* Short task *
Send back the entries below exactly as they appear.

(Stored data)
--- --- ---

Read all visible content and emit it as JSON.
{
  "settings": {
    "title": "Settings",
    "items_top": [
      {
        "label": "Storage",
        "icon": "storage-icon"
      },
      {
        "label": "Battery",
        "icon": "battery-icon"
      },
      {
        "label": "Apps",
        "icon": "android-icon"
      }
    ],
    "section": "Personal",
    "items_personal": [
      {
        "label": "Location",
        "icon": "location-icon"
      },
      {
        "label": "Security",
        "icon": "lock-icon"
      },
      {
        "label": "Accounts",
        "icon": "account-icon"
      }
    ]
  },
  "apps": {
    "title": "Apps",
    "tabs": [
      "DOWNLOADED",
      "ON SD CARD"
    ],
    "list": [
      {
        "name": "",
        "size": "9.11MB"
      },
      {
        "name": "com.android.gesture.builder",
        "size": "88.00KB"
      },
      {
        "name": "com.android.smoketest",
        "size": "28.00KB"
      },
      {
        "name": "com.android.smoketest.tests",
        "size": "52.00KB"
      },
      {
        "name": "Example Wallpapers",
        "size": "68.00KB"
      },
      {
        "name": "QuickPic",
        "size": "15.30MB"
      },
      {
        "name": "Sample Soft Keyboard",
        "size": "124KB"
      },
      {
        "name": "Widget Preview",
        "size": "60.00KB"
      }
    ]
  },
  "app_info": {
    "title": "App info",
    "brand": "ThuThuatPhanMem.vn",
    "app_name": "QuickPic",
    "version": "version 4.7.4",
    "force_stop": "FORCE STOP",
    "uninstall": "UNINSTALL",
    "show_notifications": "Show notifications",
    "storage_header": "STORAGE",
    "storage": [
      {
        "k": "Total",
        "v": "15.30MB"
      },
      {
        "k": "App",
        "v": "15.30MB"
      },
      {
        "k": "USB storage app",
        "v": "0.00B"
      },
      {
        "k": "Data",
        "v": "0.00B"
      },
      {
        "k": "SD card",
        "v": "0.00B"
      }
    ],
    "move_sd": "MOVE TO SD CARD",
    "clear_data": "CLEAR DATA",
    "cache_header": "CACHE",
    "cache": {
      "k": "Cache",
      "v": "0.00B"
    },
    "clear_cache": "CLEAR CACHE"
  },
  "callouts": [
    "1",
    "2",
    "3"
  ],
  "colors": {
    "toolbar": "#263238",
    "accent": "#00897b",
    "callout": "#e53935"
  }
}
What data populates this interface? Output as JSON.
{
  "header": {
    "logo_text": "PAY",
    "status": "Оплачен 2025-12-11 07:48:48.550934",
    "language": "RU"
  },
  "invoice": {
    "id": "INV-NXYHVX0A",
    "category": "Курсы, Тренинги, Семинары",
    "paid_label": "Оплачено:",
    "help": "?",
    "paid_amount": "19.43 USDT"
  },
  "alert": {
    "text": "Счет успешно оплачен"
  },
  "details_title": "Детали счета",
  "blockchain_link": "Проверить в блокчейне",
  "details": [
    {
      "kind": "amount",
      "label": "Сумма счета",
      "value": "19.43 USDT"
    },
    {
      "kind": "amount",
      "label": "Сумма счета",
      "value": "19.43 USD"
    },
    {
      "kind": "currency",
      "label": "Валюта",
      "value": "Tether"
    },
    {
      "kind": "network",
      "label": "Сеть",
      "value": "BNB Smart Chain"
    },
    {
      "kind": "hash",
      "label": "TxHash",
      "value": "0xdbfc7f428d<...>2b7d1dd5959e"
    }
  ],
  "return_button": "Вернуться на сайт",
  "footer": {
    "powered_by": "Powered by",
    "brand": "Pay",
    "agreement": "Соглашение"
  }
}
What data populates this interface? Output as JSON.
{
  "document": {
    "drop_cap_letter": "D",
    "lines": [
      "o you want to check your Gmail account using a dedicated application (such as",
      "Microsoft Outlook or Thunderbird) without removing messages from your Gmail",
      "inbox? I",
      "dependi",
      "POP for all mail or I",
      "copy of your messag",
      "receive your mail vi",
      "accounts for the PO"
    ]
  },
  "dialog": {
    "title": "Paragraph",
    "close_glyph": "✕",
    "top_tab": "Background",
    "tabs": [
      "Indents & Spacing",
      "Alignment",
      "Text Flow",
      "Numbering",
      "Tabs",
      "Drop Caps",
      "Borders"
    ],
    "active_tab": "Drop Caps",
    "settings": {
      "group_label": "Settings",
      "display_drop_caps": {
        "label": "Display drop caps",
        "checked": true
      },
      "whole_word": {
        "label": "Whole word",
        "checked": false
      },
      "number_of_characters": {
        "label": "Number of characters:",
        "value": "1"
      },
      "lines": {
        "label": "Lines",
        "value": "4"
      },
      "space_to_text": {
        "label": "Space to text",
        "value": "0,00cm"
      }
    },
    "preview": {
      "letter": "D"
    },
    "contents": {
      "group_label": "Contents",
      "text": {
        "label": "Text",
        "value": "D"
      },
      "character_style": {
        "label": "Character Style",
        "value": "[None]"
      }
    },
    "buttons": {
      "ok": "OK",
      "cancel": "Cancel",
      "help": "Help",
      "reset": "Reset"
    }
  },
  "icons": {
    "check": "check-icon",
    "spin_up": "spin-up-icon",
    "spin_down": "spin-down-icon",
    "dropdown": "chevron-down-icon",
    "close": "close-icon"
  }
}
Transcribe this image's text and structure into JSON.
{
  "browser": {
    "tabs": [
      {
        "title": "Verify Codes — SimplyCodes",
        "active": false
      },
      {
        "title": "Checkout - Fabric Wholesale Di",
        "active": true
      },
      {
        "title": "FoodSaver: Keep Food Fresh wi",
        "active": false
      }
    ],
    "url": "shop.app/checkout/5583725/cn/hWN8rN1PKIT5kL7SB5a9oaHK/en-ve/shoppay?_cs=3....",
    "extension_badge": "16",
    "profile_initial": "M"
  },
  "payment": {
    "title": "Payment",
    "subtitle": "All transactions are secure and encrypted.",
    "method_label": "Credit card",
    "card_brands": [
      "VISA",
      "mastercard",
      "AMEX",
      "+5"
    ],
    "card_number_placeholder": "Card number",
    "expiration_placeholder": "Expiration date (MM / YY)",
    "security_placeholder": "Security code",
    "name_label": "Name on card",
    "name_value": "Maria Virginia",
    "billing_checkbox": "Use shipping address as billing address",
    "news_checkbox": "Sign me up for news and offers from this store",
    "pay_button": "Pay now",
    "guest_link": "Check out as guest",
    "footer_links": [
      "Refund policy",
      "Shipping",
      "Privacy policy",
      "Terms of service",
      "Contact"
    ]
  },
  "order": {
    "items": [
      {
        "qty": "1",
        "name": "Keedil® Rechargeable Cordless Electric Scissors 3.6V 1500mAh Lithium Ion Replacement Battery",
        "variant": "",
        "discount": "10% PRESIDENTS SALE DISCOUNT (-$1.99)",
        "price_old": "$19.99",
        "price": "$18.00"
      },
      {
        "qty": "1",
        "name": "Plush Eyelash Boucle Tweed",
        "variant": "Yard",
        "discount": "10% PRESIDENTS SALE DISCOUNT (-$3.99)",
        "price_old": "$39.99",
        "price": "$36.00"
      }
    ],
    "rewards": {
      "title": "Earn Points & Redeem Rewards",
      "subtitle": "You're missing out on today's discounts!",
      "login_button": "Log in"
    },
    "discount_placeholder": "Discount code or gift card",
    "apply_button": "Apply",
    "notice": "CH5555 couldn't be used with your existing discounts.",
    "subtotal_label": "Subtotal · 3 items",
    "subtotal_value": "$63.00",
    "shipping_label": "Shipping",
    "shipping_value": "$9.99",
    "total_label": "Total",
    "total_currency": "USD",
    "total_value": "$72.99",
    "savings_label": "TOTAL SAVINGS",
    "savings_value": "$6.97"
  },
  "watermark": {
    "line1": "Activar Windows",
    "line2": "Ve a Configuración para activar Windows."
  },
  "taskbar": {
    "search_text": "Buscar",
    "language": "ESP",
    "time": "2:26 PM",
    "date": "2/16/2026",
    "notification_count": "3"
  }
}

--- --- ---

* Written response *
Read all visible content and emit it as JSON.
{
  "settings": {
    "title": "Settings",
    "items_top": [
      {
        "label": "Storage",
        "icon": "storage-icon"
      },
      {
        "label": "Battery",
        "icon": "battery-icon"
      },
      {
        "label": "Apps",
        "icon": "android-icon"
      }
    ],
    "section": "Personal",
    "items_personal": [
      {
        "label": "Location",
        "icon": "location-icon"
      },
      {
        "label": "Security",
        "icon": "lock-icon"
      },
      {
        "label": "Accounts",
        "icon": "account-icon"
      }
    ]
  },
  "apps": {
    "title": "Apps",
    "tabs": [
      "DOWNLOADED",
      "ON SD CARD"
    ],
    "list": [
      {
        "name": "",
        "size": "9.11MB"
      },
      {
        "name": "com.android.gesture.builder",
        "size": "88.00KB"
      },
      {
        "name": "com.android.smoketest",
        "size": "28.00KB"
      },
      {
        "name": "com.android.smoketest.tests",
        "size": "52.00KB"
      },
      {
        "name": "Example Wallpapers",
        "size": "68.00KB"
      },
      {
        "name": "QuickPic",
        "size": "15.30MB"
      },
      {
        "name": "Sample Soft Keyboard",
        "size": "124KB"
      },
      {
        "name": "Widget Preview",
        "size": "60.00KB"
      }
    ]
  },
  "app_info": {
    "title": "App info",
    "brand": "ThuThuatPhanMem.vn",
    "app_name": "QuickPic",
    "version": "version 4.7.4",
    "force_stop": "FORCE STOP",
    "uninstall": "UNINSTALL",
    "show_notifications": "Show notifications",
    "storage_header": "STORAGE",
    "storage": [
      {
        "k": "Total",
        "v": "15.30MB"
      },
      {
        "k": "App",
        "v": "15.30MB"
      },
      {
        "k": "USB storage app",
        "v": "0.00B"
      },
      {
        "k": "Data",
        "v": "0.00B"
      },
      {
        "k": "SD card",
        "v": "0.00B"
      }
    ],
    "move_sd": "MOVE TO SD CARD",
    "clear_data": "CLEAR DATA",
    "cache_header": "CACHE",
    "cache": {
      "k": "Cache",
      "v": "0.00B"
    },
    "clear_cache": "CLEAR CACHE"
  },
  "callouts": [
    "1",
    "2",
    "3"
  ],
  "colors": {
    "toolbar": "#263238",
    "accent": "#00897b",
    "callout": "#e53935"
  }
}
What data populates this interface? Output as JSON.
{
  "header": {
    "logo_text": "PAY",
    "status": "Оплачен 2025-12-11 07:48:48.550934",
    "language": "RU"
  },
  "invoice": {
    "id": "INV-NXYHVX0A",
    "category": "Курсы, Тренинги, Семинары",
    "paid_label": "Оплачено:",
    "help": "?",
    "paid_amount": "19.43 USDT"
  },
  "alert": {
    "text": "Счет успешно оплачен"
  },
  "details_title": "Детали счета",
  "blockchain_link": "Проверить в блокчейне",
  "details": [
    {
      "kind": "amount",
      "label": "Сумма счета",
      "value": "19.43 USDT"
    },
    {
      "kind": "amount",
      "label": "Сумма счета",
      "value": "19.43 USD"
    },
    {
      "kind": "currency",
      "label": "Валюта",
      "value": "Tether"
    },
    {
      "kind": "network",
      "label": "Сеть",
      "value": "BNB Smart Chain"
    },
    {
      "kind": "hash",
      "label": "TxHash",
      "value": "0xdbfc7f428d<...>2b7d1dd5959e"
    }
  ],
  "return_button": "Вернуться на сайт",
  "footer": {
    "powered_by": "Powered by",
    "brand": "Pay",
    "agreement": "Соглашение"
  }
}
What data populates this interface? Output as JSON.
{
  "document": {
    "drop_cap_letter": "D",
    "lines": [
      "o you want to check your Gmail account using a dedicated application (such as",
      "Microsoft Outlook or Thunderbird) without removing messages from your Gmail",
      "inbox? I",
      "dependi",
      "POP for all mail or I",
      "copy of your messag",
      "receive your mail vi",
      "accounts for the PO"
    ]
  },
  "dialog": {
    "title": "Paragraph",
    "close_glyph": "✕",
    "top_tab": "Background",
    "tabs": [
      "Indents & Spacing",
      "Alignment",
      "Text Flow",
      "Numbering",
      "Tabs",
      "Drop Caps",
      "Borders"
    ],
    "active_tab": "Drop Caps",
    "settings": {
      "group_label": "Settings",
      "display_drop_caps": {
        "label": "Display drop caps",
        "checked": true
      },
      "whole_word": {
        "label": "Whole word",
        "checked": false
      },
      "number_of_characters": {
        "label": "Number of characters:",
        "value": "1"
      },
      "lines": {
        "label": "Lines",
        "value": "4"
      },
      "space_to_text": {
        "label": "Space to text",
        "value": "0,00cm"
      }
    },
    "preview": {
      "letter": "D"
    },
    "contents": {
      "group_label": "Contents",
      "text": {
        "label": "Text",
        "value": "D"
      },
      "character_style": {
        "label": "Character Style",
        "value": "[None]"
      }
    },
    "buttons": {
      "ok": "OK",
      "cancel": "Cancel",
      "help": "Help",
      "reset": "Reset"
    }
  },
  "icons": {
    "check": "check-icon",
    "spin_up": "spin-up-icon",
    "spin_down": "spin-down-icon",
    "dropdown": "chevron-down-icon",
    "close": "close-icon"
  }
}
Transcribe this image's text and structure into JSON.
{
  "browser": {
    "tabs": [
      {
        "title": "Verify Codes — SimplyCodes",
        "active": false
      },
      {
        "title": "Checkout - Fabric Wholesale Di",
        "active": true
      },
      {
        "title": "FoodSaver: Keep Food Fresh wi",
        "active": false
      }
    ],
    "url": "shop.app/checkout/5583725/cn/hWN8rN1PKIT5kL7SB5a9oaHK/en-ve/shoppay?_cs=3....",
    "extension_badge": "16",
    "profile_initial": "M"
  },
  "payment": {
    "title": "Payment",
    "subtitle": "All transactions are secure and encrypted.",
    "method_label": "Credit card",
    "card_brands": [
      "VISA",
      "mastercard",
      "AMEX",
      "+5"
    ],
    "card_number_placeholder": "Card number",
    "expiration_placeholder": "Expiration date (MM / YY)",
    "security_placeholder": "Security code",
    "name_label": "Name on card",
    "name_value": "Maria Virginia",
    "billing_checkbox": "Use shipping address as billing address",
    "news_checkbox": "Sign me up for news and offers from this store",
    "pay_button": "Pay now",
    "guest_link": "Check out as guest",
    "footer_links": [
      "Refund policy",
      "Shipping",
      "Privacy policy",
      "Terms of service",
      "Contact"
    ]
  },
  "order": {
    "items": [
      {
        "qty": "1",
        "name": "Keedil® Rechargeable Cordless Electric Scissors 3.6V 1500mAh Lithium Ion Replacement Battery",
        "variant": "",
        "discount": "10% PRESIDENTS SALE DISCOUNT (-$1.99)",
        "price_old": "$19.99",
        "price": "$18.00"
      },
      {
        "qty": "1",
        "name": "Plush Eyelash Boucle Tweed",
        "variant": "Yard",
        "discount": "10% PRESIDENTS SALE DISCOUNT (-$3.99)",
        "price_old": "$39.99",
        "price": "$36.00"
      }
    ],
    "rewards": {
      "title": "Earn Points & Redeem Rewards",
      "subtitle": "You're missing out on today's discounts!",
      "login_button": "Log in"
    },
    "discount_placeholder": "Discount code or gift card",
    "apply_button": "Apply",
    "notice": "CH5555 couldn't be used with your existing discounts.",
    "subtotal_label": "Subtotal · 3 items",
    "subtotal_value": "$63.00",
    "shipping_label": "Shipping",
    "shipping_value": "$9.99",
    "total_label": "Total",
    "total_currency": "USD",
    "total_value": "$72.99",
    "savings_label": "TOTAL SAVINGS",
    "savings_value": "$6.97"
  },
  "watermark": {
    "line1": "Activar Windows",
    "line2": "Ve a Configuración para activar Windows."
  },
  "taskbar": {
    "search_text": "Buscar",
    "language": "ESP",
    "time": "2:26 PM",
    "date": "2/16/2026",
    "notification_count": "3"
  }
}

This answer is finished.